DATA FOR THE TASK
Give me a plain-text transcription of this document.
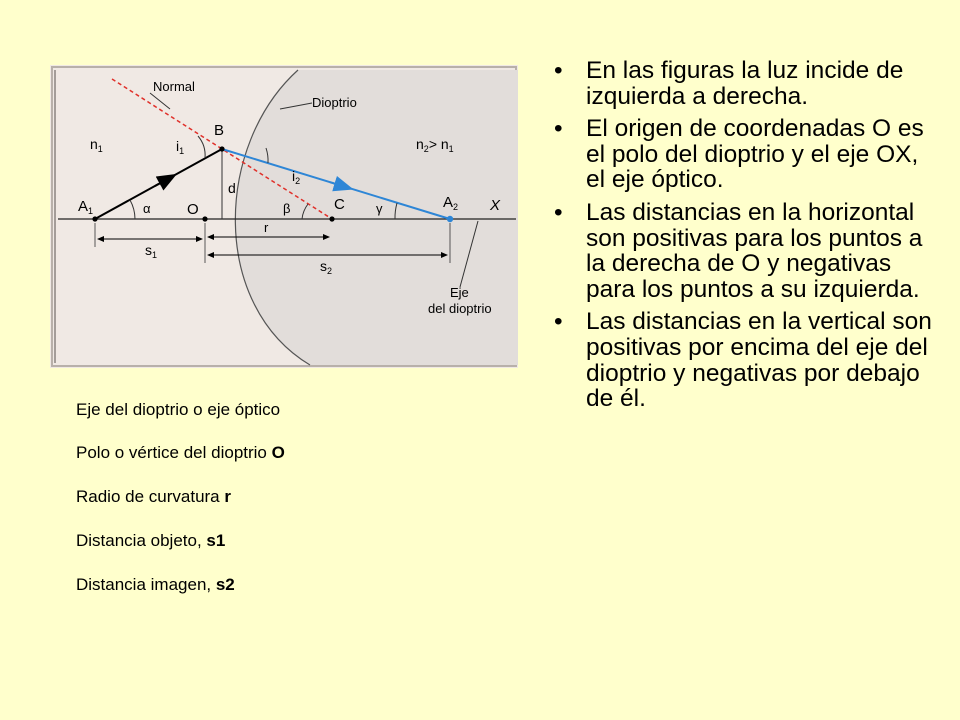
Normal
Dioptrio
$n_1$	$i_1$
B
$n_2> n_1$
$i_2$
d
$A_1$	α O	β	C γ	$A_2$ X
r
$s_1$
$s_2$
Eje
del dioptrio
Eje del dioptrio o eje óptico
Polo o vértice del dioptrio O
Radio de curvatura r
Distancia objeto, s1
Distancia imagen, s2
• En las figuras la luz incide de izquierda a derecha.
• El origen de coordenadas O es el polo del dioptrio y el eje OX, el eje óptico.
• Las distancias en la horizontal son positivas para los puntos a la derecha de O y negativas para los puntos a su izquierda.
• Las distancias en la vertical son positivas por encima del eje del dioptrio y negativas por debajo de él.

STATED TASK
Go through the entries above and output them exactly, without pictures.

WORKED ANSWER
Give me a plain-text transcription of this document.
Normal
Dioptrio
$n_1$	$i_1$
B
$n_2> n_1$
$i_2$
d
$A_1$	α O	β	C γ	$A_2$ X
r
$s_1$
$s_2$
Eje
del dioptrio
Eje del dioptrio o eje óptico
Polo o vértice del dioptrio O
Radio de curvatura r
Distancia objeto, s1
Distancia imagen, s2
• En las figuras la luz incide de izquierda a derecha.
• El origen de coordenadas O es el polo del dioptrio y el eje OX, el eje óptico.
• Las distancias en la horizontal son positivas para los puntos a la derecha de O y negativas para los puntos a su izquierda.
• Las distancias en la vertical son positivas por encima del eje del dioptrio y negativas por debajo de él.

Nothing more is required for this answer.